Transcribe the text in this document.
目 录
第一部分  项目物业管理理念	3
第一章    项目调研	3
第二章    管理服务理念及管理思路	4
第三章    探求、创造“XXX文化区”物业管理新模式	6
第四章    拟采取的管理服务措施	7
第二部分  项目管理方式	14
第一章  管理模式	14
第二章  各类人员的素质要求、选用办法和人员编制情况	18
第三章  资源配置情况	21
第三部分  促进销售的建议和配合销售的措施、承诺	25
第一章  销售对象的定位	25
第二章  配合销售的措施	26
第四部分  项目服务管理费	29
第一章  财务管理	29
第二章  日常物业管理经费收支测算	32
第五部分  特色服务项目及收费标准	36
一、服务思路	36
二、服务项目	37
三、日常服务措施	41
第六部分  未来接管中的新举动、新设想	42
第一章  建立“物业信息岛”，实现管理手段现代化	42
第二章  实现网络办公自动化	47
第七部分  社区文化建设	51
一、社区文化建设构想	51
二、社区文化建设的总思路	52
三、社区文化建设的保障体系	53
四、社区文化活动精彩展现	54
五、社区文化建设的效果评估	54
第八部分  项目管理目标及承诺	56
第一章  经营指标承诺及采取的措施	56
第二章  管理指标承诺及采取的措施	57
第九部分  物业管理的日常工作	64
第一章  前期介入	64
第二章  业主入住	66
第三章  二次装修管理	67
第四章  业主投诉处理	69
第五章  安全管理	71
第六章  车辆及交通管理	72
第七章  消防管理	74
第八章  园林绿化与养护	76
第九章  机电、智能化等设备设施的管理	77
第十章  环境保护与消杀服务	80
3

::::

--- Your goal ---
Reproduce the records above exactly.

--- Written solution ---
Transcribe the text in this document.
目 录
第一部分  项目物业管理理念	3
第一章    项目调研	3
第二章    管理服务理念及管理思路	4
第三章    探求、创造“XXX文化区”物业管理新模式	6
第四章    拟采取的管理服务措施	7
第二部分  项目管理方式	14
第一章  管理模式	14
第二章  各类人员的素质要求、选用办法和人员编制情况	18
第三章  资源配置情况	21
第三部分  促进销售的建议和配合销售的措施、承诺	25
第一章  销售对象的定位	25
第二章  配合销售的措施	26
第四部分  项目服务管理费	29
第一章  财务管理	29
第二章  日常物业管理经费收支测算	32
第五部分  特色服务项目及收费标准	36
一、服务思路	36
二、服务项目	37
三、日常服务措施	41
第六部分  未来接管中的新举动、新设想	42
第一章  建立“物业信息岛”，实现管理手段现代化	42
第二章  实现网络办公自动化	47
第七部分  社区文化建设	51
一、社区文化建设构想	51
二、社区文化建设的总思路	52
三、社区文化建设的保障体系	53
四、社区文化活动精彩展现	54
五、社区文化建设的效果评估	54
第八部分  项目管理目标及承诺	56
第一章  经营指标承诺及采取的措施	56
第二章  管理指标承诺及采取的措施	57
第九部分  物业管理的日常工作	64
第一章  前期介入	64
第二章  业主入住	66
第三章  二次装修管理	67
第四章  业主投诉处理	69
第五章  安全管理	71
第六章  车辆及交通管理	72
第七章  消防管理	74
第八章  园林绿化与养护	76
第九章  机电、智能化等设备设施的管理	77
第十章  环境保护与消杀服务	80
3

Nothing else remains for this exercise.